• Your task
Identify the lines that contain the string "финансовой", then copy each of them.
START
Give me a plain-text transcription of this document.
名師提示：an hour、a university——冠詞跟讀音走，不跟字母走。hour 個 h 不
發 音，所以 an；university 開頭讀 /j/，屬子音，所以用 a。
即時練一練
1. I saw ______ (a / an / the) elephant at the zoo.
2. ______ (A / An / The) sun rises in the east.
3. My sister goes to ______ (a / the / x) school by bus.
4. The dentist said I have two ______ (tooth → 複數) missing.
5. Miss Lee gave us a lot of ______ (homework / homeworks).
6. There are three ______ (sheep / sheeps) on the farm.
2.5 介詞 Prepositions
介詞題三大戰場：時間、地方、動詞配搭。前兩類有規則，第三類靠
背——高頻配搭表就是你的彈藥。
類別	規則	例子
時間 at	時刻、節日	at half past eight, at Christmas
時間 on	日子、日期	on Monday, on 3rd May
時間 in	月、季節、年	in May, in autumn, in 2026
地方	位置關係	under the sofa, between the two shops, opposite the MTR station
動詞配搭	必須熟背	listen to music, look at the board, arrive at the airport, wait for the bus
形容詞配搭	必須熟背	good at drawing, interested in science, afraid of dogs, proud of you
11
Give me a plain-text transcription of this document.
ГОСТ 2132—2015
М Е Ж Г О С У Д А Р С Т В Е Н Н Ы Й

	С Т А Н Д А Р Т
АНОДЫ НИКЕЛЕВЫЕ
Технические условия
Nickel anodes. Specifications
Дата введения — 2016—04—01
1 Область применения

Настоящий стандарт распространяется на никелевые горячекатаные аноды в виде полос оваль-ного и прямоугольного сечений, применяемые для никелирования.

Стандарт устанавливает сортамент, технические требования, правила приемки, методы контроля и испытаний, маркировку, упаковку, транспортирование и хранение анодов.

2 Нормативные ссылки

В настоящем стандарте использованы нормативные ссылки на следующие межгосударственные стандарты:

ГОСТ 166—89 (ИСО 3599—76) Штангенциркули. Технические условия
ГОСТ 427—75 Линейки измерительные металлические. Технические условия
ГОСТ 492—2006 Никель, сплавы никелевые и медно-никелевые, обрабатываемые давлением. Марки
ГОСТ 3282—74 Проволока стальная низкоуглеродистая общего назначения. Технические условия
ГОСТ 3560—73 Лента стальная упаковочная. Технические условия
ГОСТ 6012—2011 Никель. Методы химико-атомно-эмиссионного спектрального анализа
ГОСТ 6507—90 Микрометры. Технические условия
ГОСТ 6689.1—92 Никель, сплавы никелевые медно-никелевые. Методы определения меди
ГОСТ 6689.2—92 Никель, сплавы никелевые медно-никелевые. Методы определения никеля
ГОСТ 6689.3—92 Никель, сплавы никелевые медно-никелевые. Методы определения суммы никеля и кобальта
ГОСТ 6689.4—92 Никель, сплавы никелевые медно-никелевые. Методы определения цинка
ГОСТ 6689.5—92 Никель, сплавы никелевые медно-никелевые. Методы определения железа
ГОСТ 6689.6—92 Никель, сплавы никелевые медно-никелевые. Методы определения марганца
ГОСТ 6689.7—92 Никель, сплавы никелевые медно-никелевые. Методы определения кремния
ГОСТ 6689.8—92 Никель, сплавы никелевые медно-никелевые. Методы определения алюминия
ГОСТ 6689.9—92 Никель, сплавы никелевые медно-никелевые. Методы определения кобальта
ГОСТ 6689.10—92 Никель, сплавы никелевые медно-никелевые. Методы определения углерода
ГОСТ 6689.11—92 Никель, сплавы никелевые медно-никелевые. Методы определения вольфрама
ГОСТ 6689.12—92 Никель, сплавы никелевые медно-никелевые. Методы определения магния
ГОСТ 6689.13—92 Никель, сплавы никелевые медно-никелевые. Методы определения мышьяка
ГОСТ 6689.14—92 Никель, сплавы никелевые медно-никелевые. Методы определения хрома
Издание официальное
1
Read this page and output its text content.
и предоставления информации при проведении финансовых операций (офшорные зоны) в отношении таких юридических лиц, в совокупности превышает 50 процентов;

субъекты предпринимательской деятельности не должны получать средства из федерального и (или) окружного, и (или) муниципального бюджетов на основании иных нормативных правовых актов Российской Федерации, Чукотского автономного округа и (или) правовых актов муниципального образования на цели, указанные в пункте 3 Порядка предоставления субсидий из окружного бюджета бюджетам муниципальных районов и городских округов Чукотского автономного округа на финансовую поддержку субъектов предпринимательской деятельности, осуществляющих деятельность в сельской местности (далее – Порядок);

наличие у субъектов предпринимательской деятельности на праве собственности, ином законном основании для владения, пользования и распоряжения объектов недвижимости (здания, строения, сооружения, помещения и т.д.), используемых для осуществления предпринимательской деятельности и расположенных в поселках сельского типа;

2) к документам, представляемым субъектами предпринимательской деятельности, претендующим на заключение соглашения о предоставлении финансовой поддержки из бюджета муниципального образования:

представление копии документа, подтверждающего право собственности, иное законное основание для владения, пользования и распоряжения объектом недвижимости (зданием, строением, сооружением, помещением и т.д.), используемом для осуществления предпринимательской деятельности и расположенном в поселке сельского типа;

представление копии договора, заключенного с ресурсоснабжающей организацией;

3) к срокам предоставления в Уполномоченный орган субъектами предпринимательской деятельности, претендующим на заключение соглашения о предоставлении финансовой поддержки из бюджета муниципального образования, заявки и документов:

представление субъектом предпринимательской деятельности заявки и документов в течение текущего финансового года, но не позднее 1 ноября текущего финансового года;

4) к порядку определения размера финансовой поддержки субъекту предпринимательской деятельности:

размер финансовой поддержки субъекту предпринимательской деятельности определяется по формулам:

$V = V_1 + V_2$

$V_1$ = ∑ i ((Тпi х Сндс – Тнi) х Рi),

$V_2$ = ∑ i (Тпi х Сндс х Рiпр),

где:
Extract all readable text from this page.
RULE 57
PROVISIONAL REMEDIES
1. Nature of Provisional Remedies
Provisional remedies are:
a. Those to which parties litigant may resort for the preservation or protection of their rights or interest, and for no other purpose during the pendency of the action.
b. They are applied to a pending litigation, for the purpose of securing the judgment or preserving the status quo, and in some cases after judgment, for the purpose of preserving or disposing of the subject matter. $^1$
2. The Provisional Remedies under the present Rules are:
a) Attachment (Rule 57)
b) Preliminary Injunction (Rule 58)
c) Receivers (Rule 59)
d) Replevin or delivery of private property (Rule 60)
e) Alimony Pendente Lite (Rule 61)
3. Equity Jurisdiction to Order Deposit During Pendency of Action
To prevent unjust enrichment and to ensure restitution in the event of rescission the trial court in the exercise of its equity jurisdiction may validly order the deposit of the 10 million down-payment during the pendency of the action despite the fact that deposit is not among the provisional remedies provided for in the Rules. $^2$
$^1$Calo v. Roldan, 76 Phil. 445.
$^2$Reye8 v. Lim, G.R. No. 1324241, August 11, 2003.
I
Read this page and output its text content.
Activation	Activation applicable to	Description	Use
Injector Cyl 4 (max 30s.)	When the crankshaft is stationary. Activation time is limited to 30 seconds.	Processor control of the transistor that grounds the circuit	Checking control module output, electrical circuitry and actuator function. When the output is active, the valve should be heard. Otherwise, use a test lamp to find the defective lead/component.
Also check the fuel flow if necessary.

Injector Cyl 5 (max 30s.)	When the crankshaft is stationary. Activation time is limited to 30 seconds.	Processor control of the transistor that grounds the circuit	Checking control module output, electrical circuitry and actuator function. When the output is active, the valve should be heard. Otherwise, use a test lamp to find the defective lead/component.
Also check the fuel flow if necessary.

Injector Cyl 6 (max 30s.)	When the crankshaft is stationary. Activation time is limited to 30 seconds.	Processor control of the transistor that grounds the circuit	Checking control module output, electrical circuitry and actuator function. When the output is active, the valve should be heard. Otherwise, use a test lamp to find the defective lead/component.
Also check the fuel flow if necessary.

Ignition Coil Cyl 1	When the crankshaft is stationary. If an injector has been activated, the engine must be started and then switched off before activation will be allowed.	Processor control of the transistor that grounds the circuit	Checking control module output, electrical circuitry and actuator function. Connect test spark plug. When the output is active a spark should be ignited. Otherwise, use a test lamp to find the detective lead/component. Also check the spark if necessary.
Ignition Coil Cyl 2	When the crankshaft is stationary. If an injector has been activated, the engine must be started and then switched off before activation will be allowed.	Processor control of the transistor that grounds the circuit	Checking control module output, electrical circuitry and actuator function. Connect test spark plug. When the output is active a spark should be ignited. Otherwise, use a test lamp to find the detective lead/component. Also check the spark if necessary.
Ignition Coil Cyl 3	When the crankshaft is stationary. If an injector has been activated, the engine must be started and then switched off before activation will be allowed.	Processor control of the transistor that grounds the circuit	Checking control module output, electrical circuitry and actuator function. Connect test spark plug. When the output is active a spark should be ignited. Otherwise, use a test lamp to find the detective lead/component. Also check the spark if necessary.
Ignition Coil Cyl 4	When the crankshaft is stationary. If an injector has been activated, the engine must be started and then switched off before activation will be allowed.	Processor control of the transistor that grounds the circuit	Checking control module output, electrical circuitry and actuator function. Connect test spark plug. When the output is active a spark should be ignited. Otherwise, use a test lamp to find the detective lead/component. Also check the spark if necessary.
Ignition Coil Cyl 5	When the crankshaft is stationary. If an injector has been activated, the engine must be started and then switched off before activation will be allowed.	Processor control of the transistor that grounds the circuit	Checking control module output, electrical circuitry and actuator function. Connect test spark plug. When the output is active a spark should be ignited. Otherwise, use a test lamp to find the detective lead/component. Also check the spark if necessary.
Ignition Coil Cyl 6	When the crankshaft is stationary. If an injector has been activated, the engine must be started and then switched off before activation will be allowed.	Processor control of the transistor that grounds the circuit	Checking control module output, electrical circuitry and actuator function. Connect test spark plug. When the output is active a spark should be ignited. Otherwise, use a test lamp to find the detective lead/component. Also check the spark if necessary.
END
• The completed task
2) к документам, представляемым субъектами предпринимательской деятельности, претендующим на заключение соглашения о предоставлении финансовой поддержки из бюджета муниципального образования:
3) к срокам предоставления в Уполномоченный орган субъектами предпринимательской деятельности, претендующим на заключение соглашения о предоставлении финансовой поддержки из бюджета муниципального образования, заявки и документов:
4) к порядку определения размера финансовой поддержки субъекту предпринимательской деятельности:
размер финансовой поддержки субъекту предпринимательской деятельности определяется по формулам:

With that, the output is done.